TASK OBJECTIVE>
Comb the records below for the string "TradingView" and copy each line where it turns up.

SUPPLIED DATA>

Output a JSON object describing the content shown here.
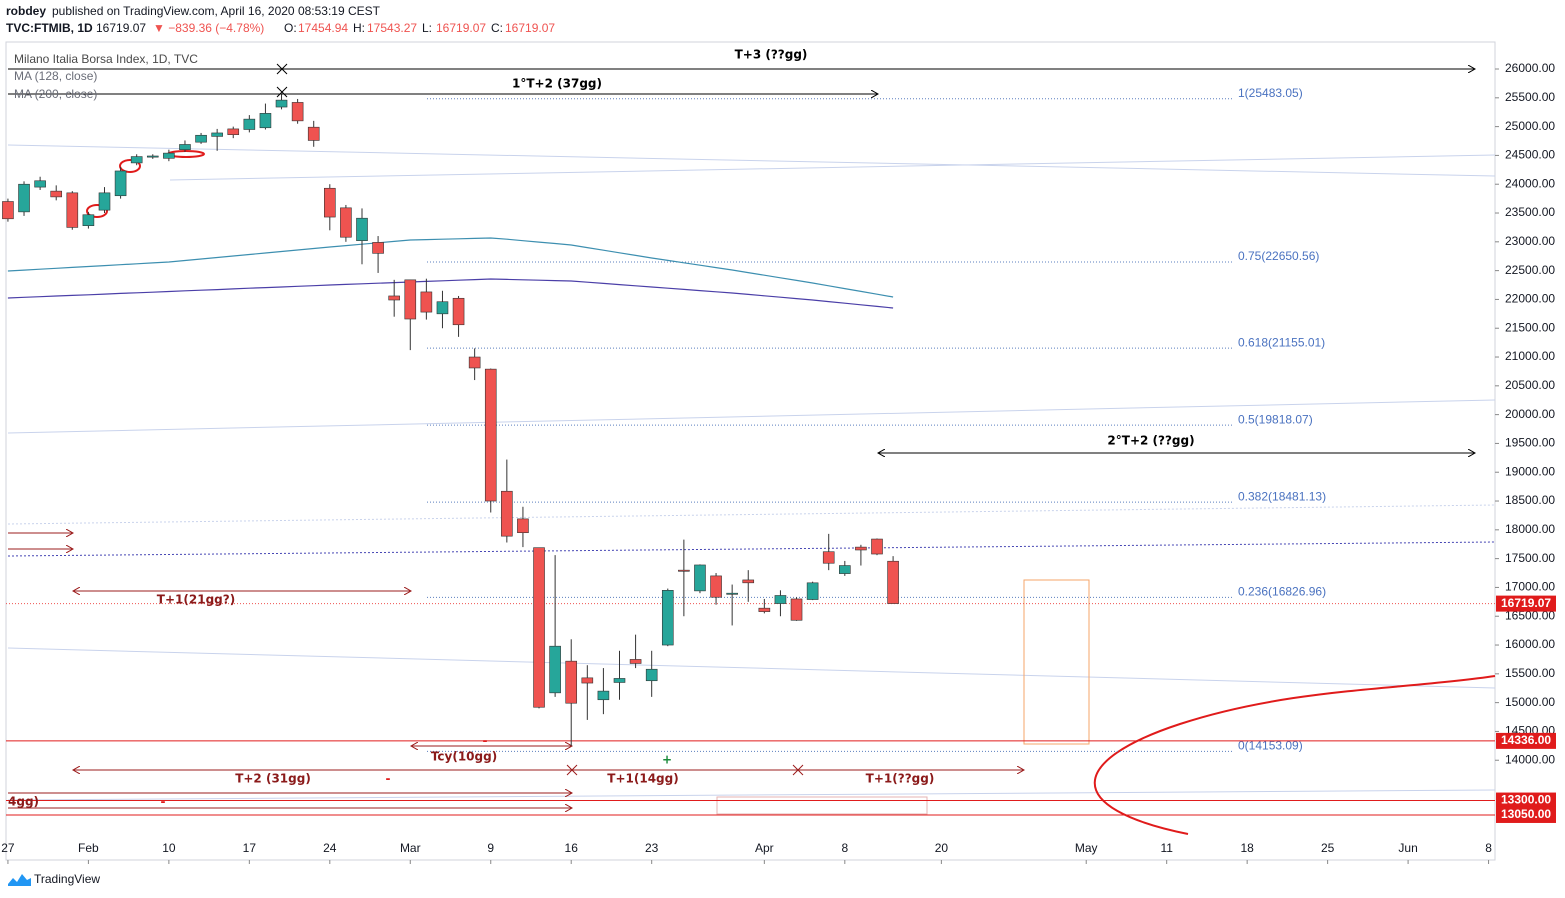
{
  "header": {
    "author": "robdey",
    "published": "published on TradingView.com, April 16, 2020 08:53:19 CEST",
    "symbol": "TVC:FTMIB, 1D",
    "last": "16719.07",
    "change": "▼ −839.36 (−4.78%)",
    "ohlc": [
      {
        "label": "O:",
        "value": "17454.94"
      },
      {
        "label": "H:",
        "value": "17543.27"
      },
      {
        "label": "L:",
        "value": "16719.07"
      },
      {
        "label": "C:",
        "value": "16719.07"
      }
    ]
  },
  "chart_data": {
    "type": "candlestick",
    "legend_title": "Milano Italia Borsa Index, 1D, TVC",
    "up_color": "#26a69a",
    "down_color": "#ef5350",
    "candles": {
      "open": [
        23700,
        23520,
        23950,
        23880,
        23850,
        23280,
        23550,
        23800,
        24370,
        24470,
        24450,
        24600,
        24730,
        24830,
        24960,
        24950,
        24980,
        25340,
        25420,
        24990,
        23930,
        23590,
        23020,
        22990,
        22060,
        22340,
        22130,
        21750,
        22020,
        21000,
        20790,
        18670,
        18190,
        17690,
        15170,
        15720,
        15430,
        15050,
        15350,
        15750,
        15380,
        16000,
        17300,
        16940,
        17200,
        16880,
        17130,
        16640,
        16720,
        16800,
        16790,
        17620,
        17240,
        17700,
        17840,
        17454.94
      ],
      "high": [
        23750,
        24050,
        24130,
        23980,
        23880,
        23520,
        23950,
        24300,
        24520,
        24520,
        24600,
        24760,
        24890,
        24960,
        25000,
        25200,
        25400,
        25560,
        25480,
        25100,
        24000,
        23640,
        23580,
        23100,
        22340,
        22340,
        22360,
        22150,
        22060,
        21150,
        20800,
        19220,
        18400,
        17690,
        17560,
        16100,
        15650,
        15600,
        15900,
        16180,
        15900,
        16980,
        17830,
        17400,
        17250,
        17050,
        17300,
        16800,
        16950,
        16830,
        17100,
        17930,
        17460,
        17740,
        17850,
        17543.27
      ],
      "low": [
        23350,
        23450,
        23900,
        23720,
        23210,
        23230,
        23500,
        23750,
        24330,
        24440,
        24400,
        24560,
        24700,
        24580,
        24800,
        24900,
        24950,
        25300,
        25050,
        24650,
        23200,
        23000,
        22610,
        22460,
        21700,
        21120,
        21650,
        21500,
        21350,
        20600,
        18300,
        17780,
        17700,
        14900,
        15100,
        14250,
        14700,
        14800,
        15050,
        15600,
        15100,
        15980,
        16500,
        16900,
        16700,
        16340,
        16750,
        16550,
        16500,
        16420,
        16780,
        17300,
        17200,
        17380,
        17560,
        16719.07
      ],
      "close": [
        23400,
        24000,
        24060,
        23780,
        23250,
        23470,
        23850,
        24230,
        24480,
        24490,
        24540,
        24690,
        24850,
        24890,
        24860,
        25130,
        25230,
        25460,
        25100,
        24760,
        23430,
        23080,
        23410,
        22800,
        21990,
        21660,
        21780,
        21960,
        21560,
        20810,
        18500,
        17890,
        17950,
        14920,
        15980,
        14990,
        15340,
        15200,
        15420,
        15680,
        15580,
        16950,
        17280,
        17390,
        16830,
        16900,
        17080,
        16580,
        16860,
        16430,
        17080,
        17420,
        17380,
        17650,
        17580,
        16719.07
      ]
    },
    "series": [
      {
        "name": "MA (128, close)",
        "color": "#3d8fb0",
        "values": [
          22493,
          22509,
          22524,
          22540,
          22556,
          22571,
          22587,
          22603,
          22619,
          22634,
          22650,
          22676,
          22702,
          22728,
          22754,
          22780,
          22806,
          22832,
          22858,
          22884,
          22910,
          22934,
          22958,
          22983,
          23007,
          23031,
          23038,
          23045,
          23052,
          23059,
          23066,
          23045,
          23020,
          22995,
          22970,
          22945,
          22900,
          22855,
          22810,
          22765,
          22719,
          22677,
          22636,
          22594,
          22553,
          22511,
          22466,
          22421,
          22376,
          22330,
          22285,
          22236,
          22188,
          22139,
          22091,
          22042
        ]
      },
      {
        "name": "MA (200, close)",
        "color": "#4b3fa8",
        "values": [
          22025,
          22036,
          22048,
          22059,
          22070,
          22081,
          22093,
          22104,
          22115,
          22126,
          22138,
          22149,
          22160,
          22171,
          22183,
          22194,
          22205,
          22216,
          22228,
          22239,
          22250,
          22260,
          22271,
          22281,
          22292,
          22302,
          22312,
          22323,
          22333,
          22344,
          22354,
          22347,
          22340,
          22334,
          22327,
          22320,
          22299,
          22278,
          22258,
          22237,
          22216,
          22195,
          22174,
          22153,
          22132,
          22111,
          22087,
          22063,
          22038,
          22014,
          21990,
          21962,
          21934,
          21907,
          21879,
          21851
        ]
      }
    ],
    "xlim": [
      -0.12,
      92.4
    ],
    "xticks": [
      {
        "value": 0,
        "label": "27"
      },
      {
        "value": 5,
        "label": "Feb"
      },
      {
        "value": 10,
        "label": "10"
      },
      {
        "value": 15,
        "label": "17"
      },
      {
        "value": 20,
        "label": "24"
      },
      {
        "value": 25,
        "label": "Mar"
      },
      {
        "value": 30,
        "label": "9"
      },
      {
        "value": 35,
        "label": "16"
      },
      {
        "value": 40,
        "label": "23"
      },
      {
        "value": 47,
        "label": "Apr"
      },
      {
        "value": 52,
        "label": "8"
      },
      {
        "value": 58,
        "label": "20"
      },
      {
        "value": 67,
        "label": "May"
      },
      {
        "value": 72,
        "label": "11"
      },
      {
        "value": 77,
        "label": "18"
      },
      {
        "value": 82,
        "label": "25"
      },
      {
        "value": 87,
        "label": "Jun"
      },
      {
        "value": 92,
        "label": "8"
      }
    ],
    "ylim": [
      12268,
      26469
    ],
    "yticks": [
      {
        "value": 14000,
        "label": "14000.00"
      },
      {
        "value": 14500,
        "label": "14500.00"
      },
      {
        "value": 15000,
        "label": "15000.00"
      },
      {
        "value": 15500,
        "label": "15500.00"
      },
      {
        "value": 16000,
        "label": "16000.00"
      },
      {
        "value": 16500,
        "label": "16500.00"
      },
      {
        "value": 17000,
        "label": "17000.00"
      },
      {
        "value": 17500,
        "label": "17500.00"
      },
      {
        "value": 18000,
        "label": "18000.00"
      },
      {
        "value": 18500,
        "label": "18500.00"
      },
      {
        "value": 19000,
        "label": "19000.00"
      },
      {
        "value": 19500,
        "label": "19500.00"
      },
      {
        "value": 20000,
        "label": "20000.00"
      },
      {
        "value": 20500,
        "label": "20500.00"
      },
      {
        "value": 21000,
        "label": "21000.00"
      },
      {
        "value": 21500,
        "label": "21500.00"
      },
      {
        "value": 22000,
        "label": "22000.00"
      },
      {
        "value": 22500,
        "label": "22500.00"
      },
      {
        "value": 23000,
        "label": "23000.00"
      },
      {
        "value": 23500,
        "label": "23500.00"
      },
      {
        "value": 24000,
        "label": "24000.00"
      },
      {
        "value": 24500,
        "label": "24500.00"
      },
      {
        "value": 25000,
        "label": "25000.00"
      },
      {
        "value": 25500,
        "label": "25500.00"
      },
      {
        "value": 26000,
        "label": "26000.00"
      }
    ],
    "fib_levels": [
      {
        "value": 25483.05,
        "label": "1(25483.05)"
      },
      {
        "value": 22650.56,
        "label": "0.75(22650.56)"
      },
      {
        "value": 21155.01,
        "label": "0.618(21155.01)"
      },
      {
        "value": 19818.07,
        "label": "0.5(19818.07)"
      },
      {
        "value": 18481.13,
        "label": "0.382(18481.13)"
      },
      {
        "value": 16826.96,
        "label": "0.236(16826.96)"
      },
      {
        "value": 14153.09,
        "label": "0(14153.09)"
      }
    ],
    "price_tags": [
      {
        "value": 16719.07,
        "label": "16719.07"
      },
      {
        "value": 14336,
        "label": "14336.00"
      },
      {
        "value": 13300,
        "label": "13300.00"
      },
      {
        "value": 13050,
        "label": "13050.00"
      }
    ],
    "annotations": [
      "T+3 (??gg)",
      "1°T+2 (37gg)",
      "2°T+2 (??gg)",
      "T+1(21gg?)",
      "Tcy(10gg)",
      "T+2 (31gg)",
      "T+1(14gg)",
      "T+1(??gg)",
      "4gg)",
      "-",
      "-",
      "-",
      "+"
    ]
  },
  "footer": {
    "brand": "TradingView"
  }
}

FINISHED TASK>
    "published": "published on TradingView.com, April 16, 2020 08:53:19 CEST",
    "brand": "TradingView"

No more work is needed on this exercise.